Lines containing the word "возможность" are to be located and copied.
_____
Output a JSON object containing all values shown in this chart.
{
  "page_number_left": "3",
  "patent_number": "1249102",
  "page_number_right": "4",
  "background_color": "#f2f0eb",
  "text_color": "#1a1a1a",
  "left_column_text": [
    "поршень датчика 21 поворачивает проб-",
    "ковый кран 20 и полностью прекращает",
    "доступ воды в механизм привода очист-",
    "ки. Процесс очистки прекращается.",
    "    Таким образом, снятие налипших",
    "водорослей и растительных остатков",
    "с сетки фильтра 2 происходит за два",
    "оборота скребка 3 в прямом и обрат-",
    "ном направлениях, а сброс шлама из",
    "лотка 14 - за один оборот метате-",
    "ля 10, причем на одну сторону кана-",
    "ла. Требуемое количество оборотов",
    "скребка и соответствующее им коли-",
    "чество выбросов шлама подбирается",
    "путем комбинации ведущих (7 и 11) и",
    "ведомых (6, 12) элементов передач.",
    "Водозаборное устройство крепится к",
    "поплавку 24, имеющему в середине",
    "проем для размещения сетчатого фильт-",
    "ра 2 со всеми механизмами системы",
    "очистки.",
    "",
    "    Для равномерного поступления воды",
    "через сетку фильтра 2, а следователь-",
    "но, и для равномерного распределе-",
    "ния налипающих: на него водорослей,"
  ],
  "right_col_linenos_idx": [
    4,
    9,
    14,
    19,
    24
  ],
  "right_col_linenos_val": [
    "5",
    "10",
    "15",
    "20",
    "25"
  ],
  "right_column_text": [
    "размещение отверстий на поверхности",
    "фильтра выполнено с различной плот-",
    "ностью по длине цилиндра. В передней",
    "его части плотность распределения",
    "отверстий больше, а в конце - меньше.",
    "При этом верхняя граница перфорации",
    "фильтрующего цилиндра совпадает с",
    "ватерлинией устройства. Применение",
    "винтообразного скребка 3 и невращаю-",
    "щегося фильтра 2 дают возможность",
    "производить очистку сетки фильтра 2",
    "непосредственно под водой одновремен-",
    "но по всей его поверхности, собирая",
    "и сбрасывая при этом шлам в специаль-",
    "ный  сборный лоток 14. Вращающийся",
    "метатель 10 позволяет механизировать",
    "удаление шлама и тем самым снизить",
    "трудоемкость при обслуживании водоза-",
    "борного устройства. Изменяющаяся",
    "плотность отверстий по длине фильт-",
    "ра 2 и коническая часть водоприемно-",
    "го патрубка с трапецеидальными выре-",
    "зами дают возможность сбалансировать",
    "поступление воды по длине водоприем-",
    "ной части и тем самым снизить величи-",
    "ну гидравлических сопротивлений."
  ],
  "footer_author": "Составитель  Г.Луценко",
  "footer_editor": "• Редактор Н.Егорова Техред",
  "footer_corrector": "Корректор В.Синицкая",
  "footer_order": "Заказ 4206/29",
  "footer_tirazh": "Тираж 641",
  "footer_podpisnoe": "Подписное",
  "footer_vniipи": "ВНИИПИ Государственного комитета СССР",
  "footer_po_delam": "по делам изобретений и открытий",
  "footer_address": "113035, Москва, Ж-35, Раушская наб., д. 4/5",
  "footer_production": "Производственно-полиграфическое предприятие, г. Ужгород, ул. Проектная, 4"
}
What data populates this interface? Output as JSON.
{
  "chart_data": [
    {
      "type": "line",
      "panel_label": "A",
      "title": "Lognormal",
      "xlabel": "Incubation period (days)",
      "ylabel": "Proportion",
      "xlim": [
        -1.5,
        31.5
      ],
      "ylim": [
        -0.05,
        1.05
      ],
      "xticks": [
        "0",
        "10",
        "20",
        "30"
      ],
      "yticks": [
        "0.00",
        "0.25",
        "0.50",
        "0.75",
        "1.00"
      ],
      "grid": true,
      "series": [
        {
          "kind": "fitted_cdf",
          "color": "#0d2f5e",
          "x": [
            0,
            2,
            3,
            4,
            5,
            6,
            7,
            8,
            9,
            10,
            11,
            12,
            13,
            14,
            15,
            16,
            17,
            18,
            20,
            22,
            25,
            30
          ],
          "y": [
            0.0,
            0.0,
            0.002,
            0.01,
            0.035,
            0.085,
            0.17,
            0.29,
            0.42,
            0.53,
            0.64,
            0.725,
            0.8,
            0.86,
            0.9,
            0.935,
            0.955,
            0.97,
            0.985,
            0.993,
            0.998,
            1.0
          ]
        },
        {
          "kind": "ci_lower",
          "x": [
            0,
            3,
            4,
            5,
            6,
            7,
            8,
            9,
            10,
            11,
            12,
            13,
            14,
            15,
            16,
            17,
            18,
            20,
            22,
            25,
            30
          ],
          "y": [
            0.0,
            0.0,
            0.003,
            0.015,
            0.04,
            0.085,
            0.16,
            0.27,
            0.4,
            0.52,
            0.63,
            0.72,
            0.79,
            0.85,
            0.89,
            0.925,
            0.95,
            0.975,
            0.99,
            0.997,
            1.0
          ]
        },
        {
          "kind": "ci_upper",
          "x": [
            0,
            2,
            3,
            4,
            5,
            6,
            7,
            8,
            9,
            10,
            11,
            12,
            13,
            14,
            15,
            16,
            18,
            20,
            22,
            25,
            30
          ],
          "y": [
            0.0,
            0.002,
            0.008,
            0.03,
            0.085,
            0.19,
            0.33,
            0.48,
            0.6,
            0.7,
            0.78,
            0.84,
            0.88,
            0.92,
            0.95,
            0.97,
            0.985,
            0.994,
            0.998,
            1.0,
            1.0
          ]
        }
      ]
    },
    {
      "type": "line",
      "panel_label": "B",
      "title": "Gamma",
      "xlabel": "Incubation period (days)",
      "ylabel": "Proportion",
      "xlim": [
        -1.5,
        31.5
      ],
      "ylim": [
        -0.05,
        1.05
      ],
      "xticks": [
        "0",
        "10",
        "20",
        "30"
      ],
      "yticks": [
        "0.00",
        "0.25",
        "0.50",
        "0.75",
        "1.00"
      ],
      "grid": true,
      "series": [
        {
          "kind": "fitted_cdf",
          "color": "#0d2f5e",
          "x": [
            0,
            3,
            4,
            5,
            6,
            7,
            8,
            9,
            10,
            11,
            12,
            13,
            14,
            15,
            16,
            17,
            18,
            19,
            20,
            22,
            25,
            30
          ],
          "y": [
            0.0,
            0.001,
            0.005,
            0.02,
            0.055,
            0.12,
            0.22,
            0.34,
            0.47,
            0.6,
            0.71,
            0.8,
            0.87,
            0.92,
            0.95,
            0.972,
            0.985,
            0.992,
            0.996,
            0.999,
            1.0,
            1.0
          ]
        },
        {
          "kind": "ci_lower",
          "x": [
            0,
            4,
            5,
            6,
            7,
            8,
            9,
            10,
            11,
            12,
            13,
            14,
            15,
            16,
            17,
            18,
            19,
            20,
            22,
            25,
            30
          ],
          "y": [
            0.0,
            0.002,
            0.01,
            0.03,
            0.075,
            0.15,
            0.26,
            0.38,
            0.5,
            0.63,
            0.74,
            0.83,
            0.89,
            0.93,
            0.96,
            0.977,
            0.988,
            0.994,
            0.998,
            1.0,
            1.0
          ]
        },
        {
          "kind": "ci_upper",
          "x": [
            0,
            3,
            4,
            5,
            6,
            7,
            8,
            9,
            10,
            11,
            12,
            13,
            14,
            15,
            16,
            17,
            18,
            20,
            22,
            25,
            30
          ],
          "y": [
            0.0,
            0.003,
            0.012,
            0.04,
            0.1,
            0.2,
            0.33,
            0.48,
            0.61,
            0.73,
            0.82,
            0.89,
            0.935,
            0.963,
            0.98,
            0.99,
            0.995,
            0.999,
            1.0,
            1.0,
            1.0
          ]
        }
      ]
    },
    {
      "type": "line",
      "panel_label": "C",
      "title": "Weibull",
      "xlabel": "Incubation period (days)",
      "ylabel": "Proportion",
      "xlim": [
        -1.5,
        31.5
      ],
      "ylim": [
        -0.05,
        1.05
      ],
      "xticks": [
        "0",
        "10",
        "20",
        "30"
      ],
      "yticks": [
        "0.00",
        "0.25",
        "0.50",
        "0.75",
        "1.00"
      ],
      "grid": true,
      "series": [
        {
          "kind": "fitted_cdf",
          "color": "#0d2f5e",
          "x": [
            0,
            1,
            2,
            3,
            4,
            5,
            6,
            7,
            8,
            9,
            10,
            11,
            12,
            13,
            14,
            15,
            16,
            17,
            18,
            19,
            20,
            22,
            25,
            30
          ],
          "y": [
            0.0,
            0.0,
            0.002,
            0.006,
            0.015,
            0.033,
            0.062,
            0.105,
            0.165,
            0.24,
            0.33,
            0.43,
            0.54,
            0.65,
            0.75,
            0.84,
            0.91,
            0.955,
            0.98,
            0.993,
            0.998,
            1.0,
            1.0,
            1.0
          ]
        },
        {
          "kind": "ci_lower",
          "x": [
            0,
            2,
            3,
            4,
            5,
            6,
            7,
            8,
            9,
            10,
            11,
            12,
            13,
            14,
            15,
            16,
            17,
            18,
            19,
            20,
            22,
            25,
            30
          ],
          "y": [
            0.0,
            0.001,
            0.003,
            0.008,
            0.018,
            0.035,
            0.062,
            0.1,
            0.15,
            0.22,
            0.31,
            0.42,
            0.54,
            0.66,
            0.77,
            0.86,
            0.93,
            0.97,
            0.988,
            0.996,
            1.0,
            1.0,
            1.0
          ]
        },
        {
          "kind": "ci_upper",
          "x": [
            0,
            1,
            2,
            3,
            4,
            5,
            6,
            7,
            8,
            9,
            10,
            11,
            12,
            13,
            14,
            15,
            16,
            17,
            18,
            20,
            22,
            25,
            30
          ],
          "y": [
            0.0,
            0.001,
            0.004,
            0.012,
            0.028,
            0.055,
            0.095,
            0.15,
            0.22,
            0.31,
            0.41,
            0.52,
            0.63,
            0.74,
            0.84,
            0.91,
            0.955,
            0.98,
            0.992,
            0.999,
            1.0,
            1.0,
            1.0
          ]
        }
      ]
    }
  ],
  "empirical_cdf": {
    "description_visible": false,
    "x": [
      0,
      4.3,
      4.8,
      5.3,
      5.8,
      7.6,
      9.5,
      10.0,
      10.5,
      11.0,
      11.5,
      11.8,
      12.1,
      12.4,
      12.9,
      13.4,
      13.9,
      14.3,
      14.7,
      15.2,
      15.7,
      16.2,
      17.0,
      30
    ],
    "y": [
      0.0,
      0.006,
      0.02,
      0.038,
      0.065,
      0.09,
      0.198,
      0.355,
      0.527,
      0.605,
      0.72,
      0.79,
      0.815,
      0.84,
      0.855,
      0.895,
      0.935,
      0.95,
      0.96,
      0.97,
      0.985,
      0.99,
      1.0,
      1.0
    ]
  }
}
_____
*Written answer:*
    "щегося фильтра 2 дают возможность",
    "зами дают возможность сбалансировать",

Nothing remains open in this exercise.